Input data Block Start

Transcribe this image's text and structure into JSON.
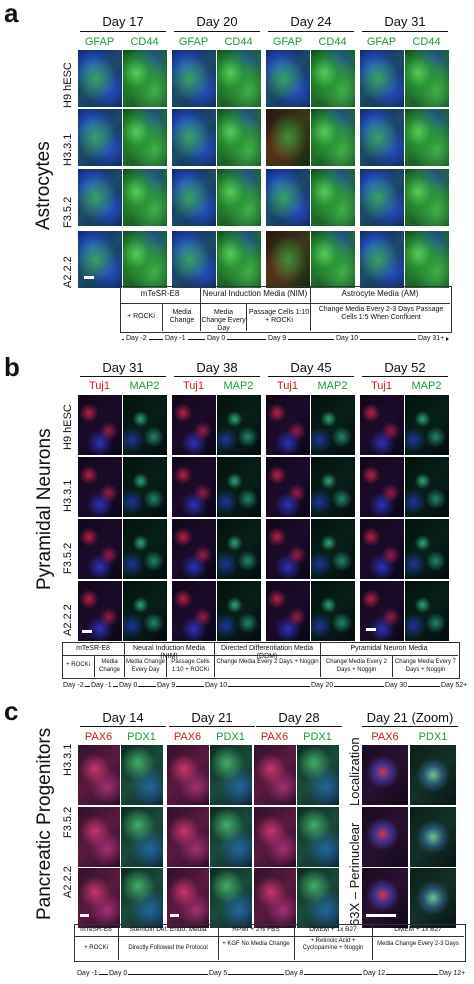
{
  "panel_a": {
    "label": "a",
    "side_label": "Astrocytes",
    "days": [
      "Day 17",
      "Day 20",
      "Day 24",
      "Day 31"
    ],
    "stains": [
      "GFAP",
      "CD44"
    ],
    "rows": [
      "H9 hESC",
      "H3.3.1",
      "F3.5.2",
      "A2.2.2"
    ],
    "media": [
      "mTeSR-E8",
      "Neural Induction Media (NIM)",
      "Astrocyte Media (AM)"
    ],
    "steps": [
      "+ ROCKi",
      "Media Change",
      "Media Change Every Day",
      "Passage Cells 1:10 + ROCKi",
      "Change Media Every 2-3 Days Passage Cells 1:5 When Confluent"
    ],
    "ticks": [
      "Day -2",
      "Day -1",
      "Day 0",
      "Day 9",
      "Day 10",
      "Day 31+"
    ]
  },
  "panel_b": {
    "label": "b",
    "side_label": "Pyramidal Neurons",
    "days": [
      "Day 31",
      "Day 38",
      "Day 45",
      "Day 52"
    ],
    "stains": [
      "Tuj1",
      "MAP2"
    ],
    "rows": [
      "H9 hESC",
      "H3.3.1",
      "F3.5.2",
      "A2.2.2"
    ],
    "media": [
      "mTeSR-E8",
      "Neural Induction Media (NIM)",
      "Directed Differentiation Media (DDM)",
      "Pyramidal Neuron Media"
    ],
    "steps": [
      "+ ROCKi",
      "Media Change",
      "Media Change Every Day",
      "Passage Cells 1:10 + ROCKi",
      "Change Media Every 2 Days + Noggin",
      "Change Media Every 2 Days + Noggin",
      "Change Media Every 7 Days + Noggin"
    ],
    "ticks": [
      "Day -2",
      "Day -1",
      "Day 0",
      "Day 9",
      "Day 10",
      "Day 20",
      "Day 30",
      "Day 52+"
    ]
  },
  "panel_c": {
    "label": "c",
    "side_label": "Pancreatic Progenitors",
    "days": [
      "Day 14",
      "Day 21",
      "Day 28",
      "Day 21 (Zoom)"
    ],
    "stains": [
      "PAX6",
      "PDX1"
    ],
    "rows": [
      "H3.3.1",
      "F3.5.2",
      "A2.2.2"
    ],
    "zoom_labels": [
      "Localization",
      "63X – Perinuclear"
    ],
    "media": [
      "mTeSR-E8",
      "StemDiff Def. Endo. Media",
      "RPMI + 2% FBS",
      "DMEM + 1x B27",
      "DMEM + 1x B27"
    ],
    "steps": [
      "+ ROCKi",
      "Directly Followed the Protocol",
      "+ KGF No Media Change",
      "+ Retinoic Acid + Cyclopamine + Noggin",
      "Media Change Every 2-3 Days"
    ],
    "ticks": [
      "Day -1",
      "Day 0",
      "Day 5",
      "Day 8",
      "Day 12",
      "Day 12+"
    ]
  },
  "colors": {
    "green_stain": "#1a9a3a",
    "red_stain": "#d21a1a",
    "nucleus_blue": "#1e3cc8",
    "background_dark": "#050810"
  }
}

Input data Block End

What to work on: The answer is each line in which the word "Every" occurs, copied from the material above.

Reply:
      "Media Change Every Day",
      "Change Media Every 2-3 Days Passage Cells 1:5 When Confluent"
      "Media Change Every Day",
      "Change Media Every 2 Days + Noggin",
      "Change Media Every 2 Days + Noggin",
      "Change Media Every 7 Days + Noggin"
      "Media Change Every 2-3 Days"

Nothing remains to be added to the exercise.